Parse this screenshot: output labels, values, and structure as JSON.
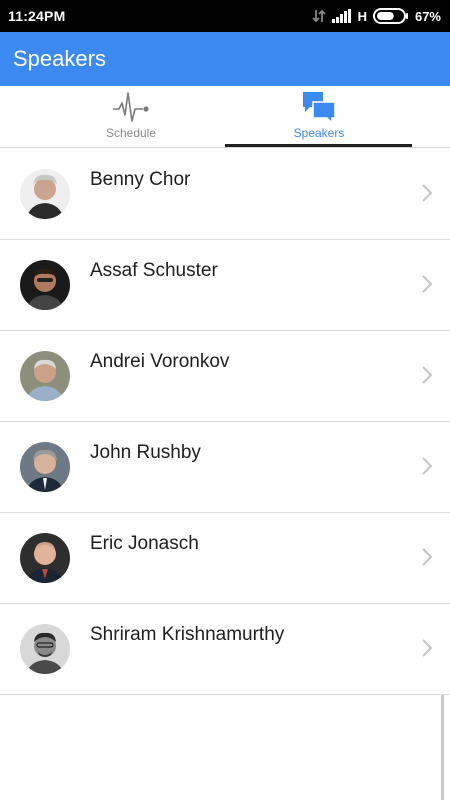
{
  "status_bar": {
    "time": "11:24PM",
    "network_type": "H",
    "battery_percent": "67%",
    "battery_level": 0.67,
    "icons": [
      "data-transfer-icon",
      "signal-icon",
      "battery-icon"
    ]
  },
  "app_bar": {
    "title": "Speakers"
  },
  "tabs": [
    {
      "label": "Schedule",
      "icon": "pulse-icon",
      "selected": false
    },
    {
      "label": "Speakers",
      "icon": "chat-bubbles-icon",
      "selected": true
    }
  ],
  "speakers": [
    {
      "name": "Benny Chor",
      "avatar": "avatar-photo"
    },
    {
      "name": "Assaf Schuster",
      "avatar": "avatar-photo"
    },
    {
      "name": "Andrei Voronkov",
      "avatar": "avatar-photo"
    },
    {
      "name": "John Rushby",
      "avatar": "avatar-photo"
    },
    {
      "name": "Eric Jonasch",
      "avatar": "avatar-photo"
    },
    {
      "name": "Shriram Krishnamurthy",
      "avatar": "avatar-photo"
    }
  ],
  "colors": {
    "primary": "#3d89f2",
    "status_bar": "#000000",
    "tab_indicator": "#222222",
    "divider": "#dcdcdc"
  }
}
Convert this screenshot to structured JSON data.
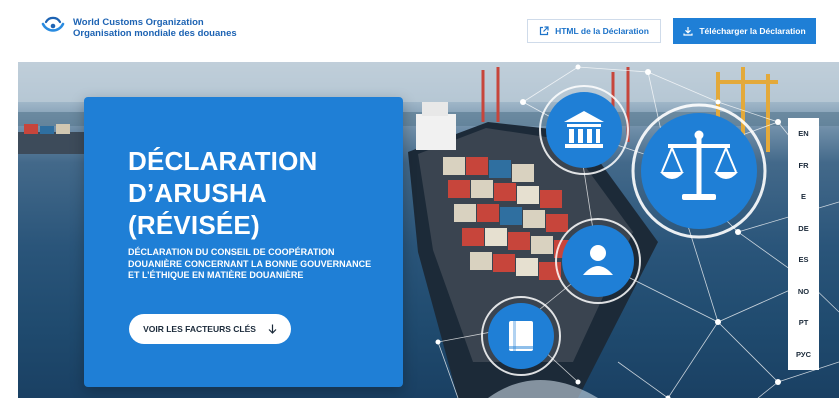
{
  "header": {
    "org_name_en": "World Customs Organization",
    "org_name_fr": "Organisation mondiale des douanes",
    "html_button": "HTML de la Déclaration",
    "download_button": "Télécharger la Déclaration"
  },
  "hero": {
    "title_lines": [
      "DÉCLARATION",
      "D’ARUSHA",
      "(RÉVISÉE)"
    ],
    "subtitle": "DÉCLARATION DU CONSEIL DE COOPÉRATION DOUANIÈRE CONCERNANT LA BONNE GOUVERNANCE ET L’ÉTHIQUE EN MATIÈRE DOUANIÈRE",
    "cta_label": "VOIR LES FACTEURS CLÉS"
  },
  "languages": [
    "EN",
    "FR",
    "E",
    "DE",
    "ES",
    "NO",
    "PT",
    "РУС"
  ],
  "icons": {
    "header": [
      "wco-logo-icon",
      "external-link-icon",
      "download-icon"
    ],
    "cta": "arrow-down-icon",
    "network": [
      "bank-building-icon",
      "scales-of-justice-icon",
      "person-icon",
      "book-icon"
    ]
  },
  "colors": {
    "brand_blue": "#1f7fd6",
    "logo_blue": "#1d63b3",
    "text_dark": "#1b2a3a"
  }
}
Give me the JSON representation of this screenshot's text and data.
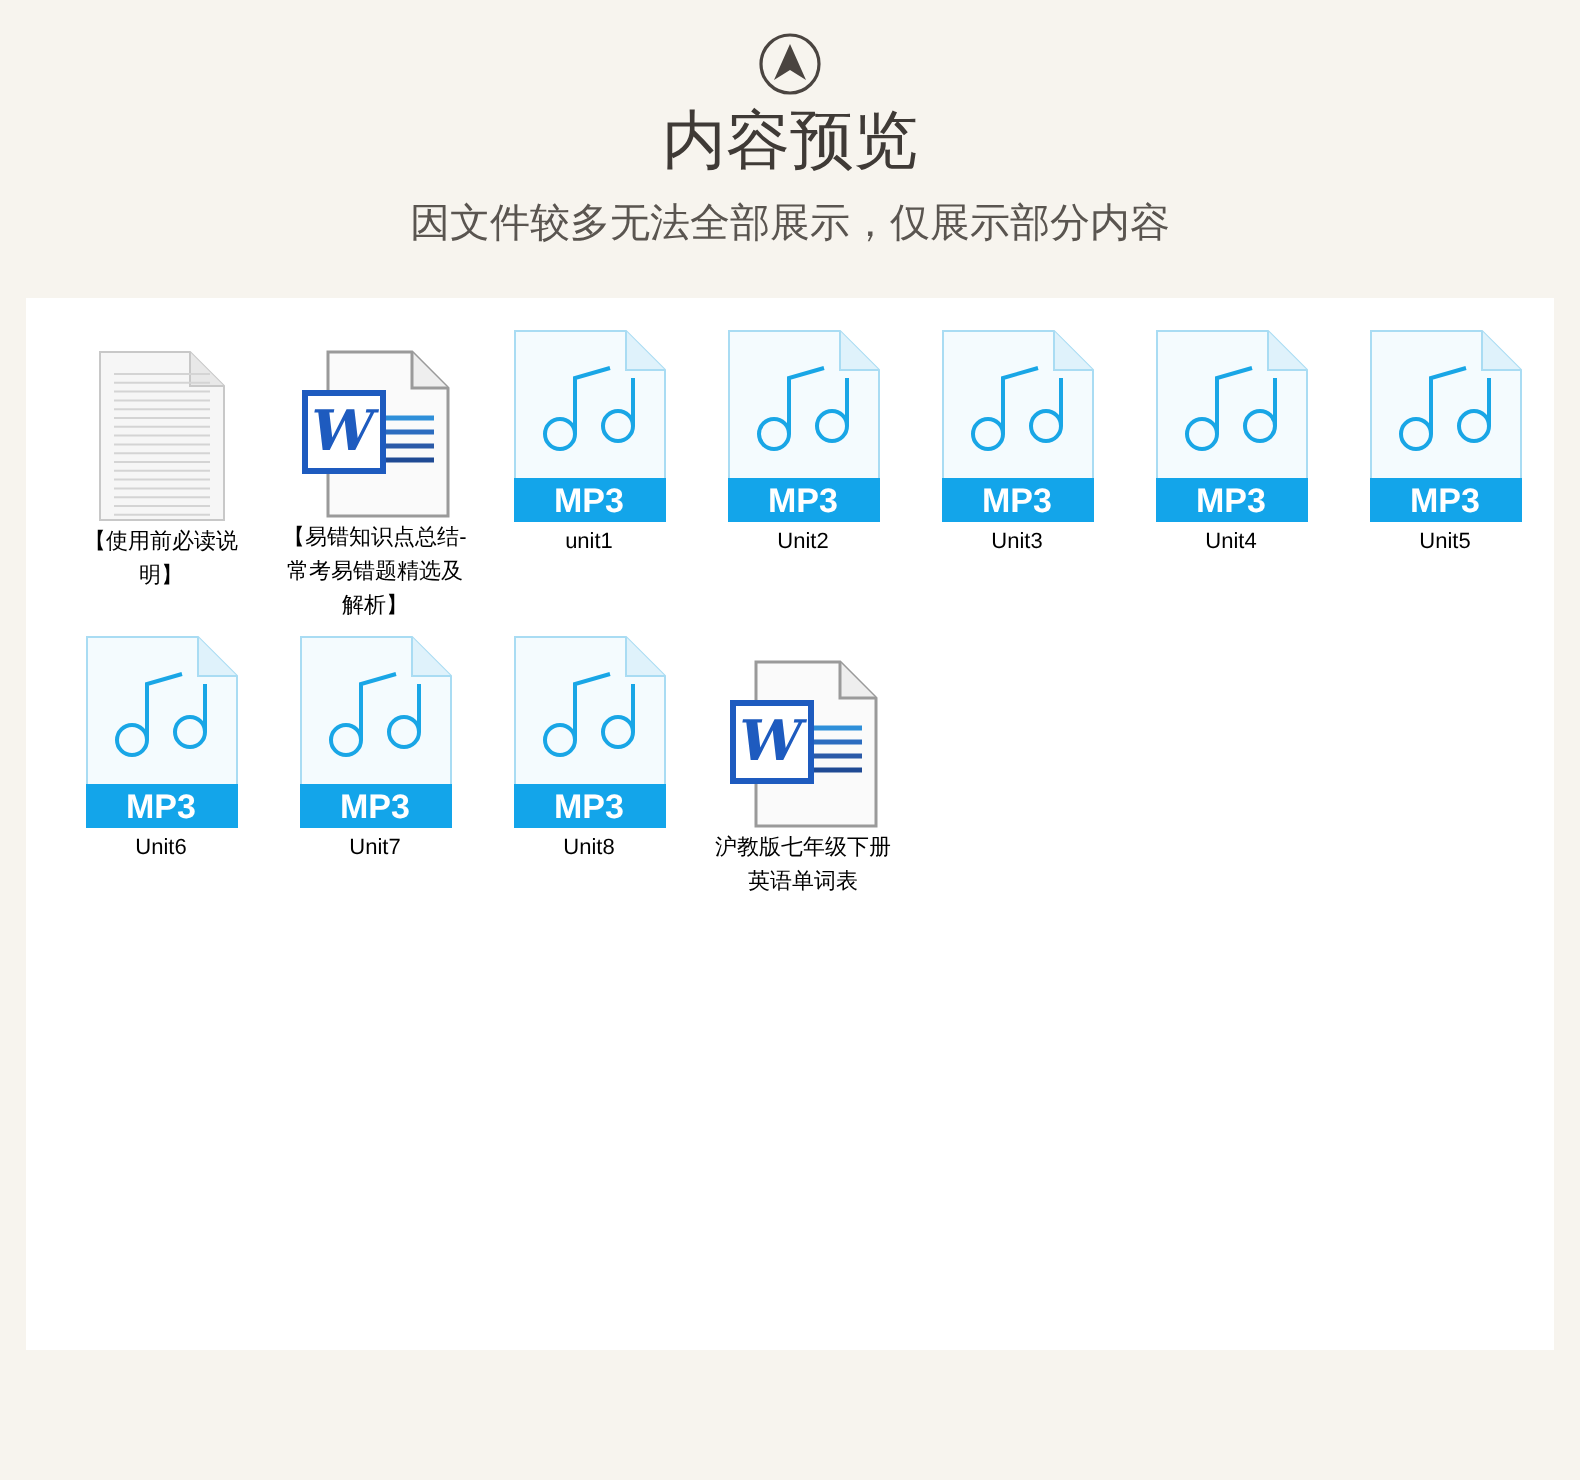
{
  "header": {
    "title": "内容预览",
    "subtitle": "因文件较多无法全部展示，仅展示部分内容"
  },
  "files": [
    {
      "kind": "text",
      "name": "【使用前必读说明】"
    },
    {
      "kind": "word",
      "name": "【易错知识点总结-常考易错题精选及解析】",
      "badge": "W"
    },
    {
      "kind": "mp3",
      "name": "unit1",
      "badge": "MP3"
    },
    {
      "kind": "mp3",
      "name": "Unit2",
      "badge": "MP3"
    },
    {
      "kind": "mp3",
      "name": "Unit3",
      "badge": "MP3"
    },
    {
      "kind": "mp3",
      "name": "Unit4",
      "badge": "MP3"
    },
    {
      "kind": "mp3",
      "name": "Unit5",
      "badge": "MP3"
    },
    {
      "kind": "mp3",
      "name": "Unit6",
      "badge": "MP3"
    },
    {
      "kind": "mp3",
      "name": "Unit7",
      "badge": "MP3"
    },
    {
      "kind": "mp3",
      "name": "Unit8",
      "badge": "MP3"
    },
    {
      "kind": "word",
      "name": "沪教版七年级下册英语单词表",
      "badge": "W"
    }
  ]
}
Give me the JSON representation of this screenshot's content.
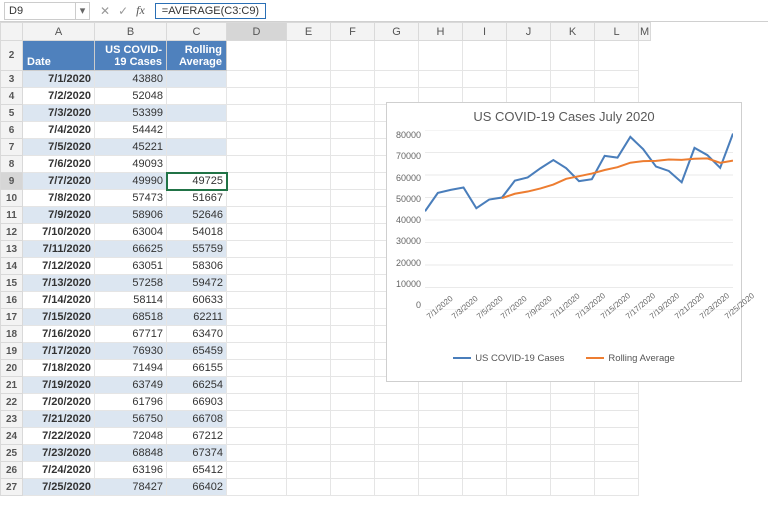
{
  "name_box": "D9",
  "formula": "=AVERAGE(C3:C9)",
  "col_letters": [
    "A",
    "B",
    "C",
    "D",
    "E",
    "F",
    "G",
    "H",
    "I",
    "J",
    "K",
    "L",
    "M"
  ],
  "headers": {
    "date": "Date",
    "cases": "US COVID-19 Cases",
    "avg": "Rolling Average"
  },
  "rows": [
    {
      "n": 3,
      "date": "7/1/2020",
      "cases": 43880,
      "avg": ""
    },
    {
      "n": 4,
      "date": "7/2/2020",
      "cases": 52048,
      "avg": ""
    },
    {
      "n": 5,
      "date": "7/3/2020",
      "cases": 53399,
      "avg": ""
    },
    {
      "n": 6,
      "date": "7/4/2020",
      "cases": 54442,
      "avg": ""
    },
    {
      "n": 7,
      "date": "7/5/2020",
      "cases": 45221,
      "avg": ""
    },
    {
      "n": 8,
      "date": "7/6/2020",
      "cases": 49093,
      "avg": ""
    },
    {
      "n": 9,
      "date": "7/7/2020",
      "cases": 49990,
      "avg": 49725
    },
    {
      "n": 10,
      "date": "7/8/2020",
      "cases": 57473,
      "avg": 51667
    },
    {
      "n": 11,
      "date": "7/9/2020",
      "cases": 58906,
      "avg": 52646
    },
    {
      "n": 12,
      "date": "7/10/2020",
      "cases": 63004,
      "avg": 54018
    },
    {
      "n": 13,
      "date": "7/11/2020",
      "cases": 66625,
      "avg": 55759
    },
    {
      "n": 14,
      "date": "7/12/2020",
      "cases": 63051,
      "avg": 58306
    },
    {
      "n": 15,
      "date": "7/13/2020",
      "cases": 57258,
      "avg": 59472
    },
    {
      "n": 16,
      "date": "7/14/2020",
      "cases": 58114,
      "avg": 60633
    },
    {
      "n": 17,
      "date": "7/15/2020",
      "cases": 68518,
      "avg": 62211
    },
    {
      "n": 18,
      "date": "7/16/2020",
      "cases": 67717,
      "avg": 63470
    },
    {
      "n": 19,
      "date": "7/17/2020",
      "cases": 76930,
      "avg": 65459
    },
    {
      "n": 20,
      "date": "7/18/2020",
      "cases": 71494,
      "avg": 66155
    },
    {
      "n": 21,
      "date": "7/19/2020",
      "cases": 63749,
      "avg": 66254
    },
    {
      "n": 22,
      "date": "7/20/2020",
      "cases": 61796,
      "avg": 66903
    },
    {
      "n": 23,
      "date": "7/21/2020",
      "cases": 56750,
      "avg": 66708
    },
    {
      "n": 24,
      "date": "7/22/2020",
      "cases": 72048,
      "avg": 67212
    },
    {
      "n": 25,
      "date": "7/23/2020",
      "cases": 68848,
      "avg": 67374
    },
    {
      "n": 26,
      "date": "7/24/2020",
      "cases": 63196,
      "avg": 65412
    },
    {
      "n": 27,
      "date": "7/25/2020",
      "cases": 78427,
      "avg": 66402
    }
  ],
  "selected_row": 9,
  "selected_col": "D",
  "chart_data": {
    "type": "line",
    "title": "US COVID-19 Cases July 2020",
    "xlabel": "",
    "ylabel": "",
    "ylim": [
      0,
      80000
    ],
    "y_ticks": [
      0,
      10000,
      20000,
      30000,
      40000,
      50000,
      60000,
      70000,
      80000
    ],
    "categories": [
      "7/1/2020",
      "7/2/2020",
      "7/3/2020",
      "7/4/2020",
      "7/5/2020",
      "7/6/2020",
      "7/7/2020",
      "7/8/2020",
      "7/9/2020",
      "7/10/2020",
      "7/11/2020",
      "7/12/2020",
      "7/13/2020",
      "7/14/2020",
      "7/15/2020",
      "7/16/2020",
      "7/17/2020",
      "7/18/2020",
      "7/19/2020",
      "7/20/2020",
      "7/21/2020",
      "7/22/2020",
      "7/23/2020",
      "7/24/2020",
      "7/25/2020"
    ],
    "x_tick_labels": [
      "7/1/2020",
      "7/3/2020",
      "7/5/2020",
      "7/7/2020",
      "7/9/2020",
      "7/11/2020",
      "7/13/2020",
      "7/15/2020",
      "7/17/2020",
      "7/19/2020",
      "7/21/2020",
      "7/23/2020",
      "7/25/2020"
    ],
    "series": [
      {
        "name": "US COVID-19 Cases",
        "color": "#4a7ebb",
        "values": [
          43880,
          52048,
          53399,
          54442,
          45221,
          49093,
          49990,
          57473,
          58906,
          63004,
          66625,
          63051,
          57258,
          58114,
          68518,
          67717,
          76930,
          71494,
          63749,
          61796,
          56750,
          72048,
          68848,
          63196,
          78427
        ]
      },
      {
        "name": "Rolling Average",
        "color": "#ed7d31",
        "values": [
          null,
          null,
          null,
          null,
          null,
          null,
          49725,
          51667,
          52646,
          54018,
          55759,
          58306,
          59472,
          60633,
          62211,
          63470,
          65459,
          66155,
          66254,
          66903,
          66708,
          67212,
          67374,
          65412,
          66402
        ]
      }
    ],
    "legend": [
      "US COVID-19 Cases",
      "Rolling Average"
    ]
  }
}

#####

▶ **EXERCISE DETAILS**
Select from the material above each line in which the string "this" appears, and list those lines.

▶ **EXERCISE RESPONSE**
Parse this screenshot: output labels, values, and structure as JSON.
Convert this screenshot to structured JSON data.
Give me the JSON representation of this screenshot's text and data.
Give me the JSON representation of this screenshot's content.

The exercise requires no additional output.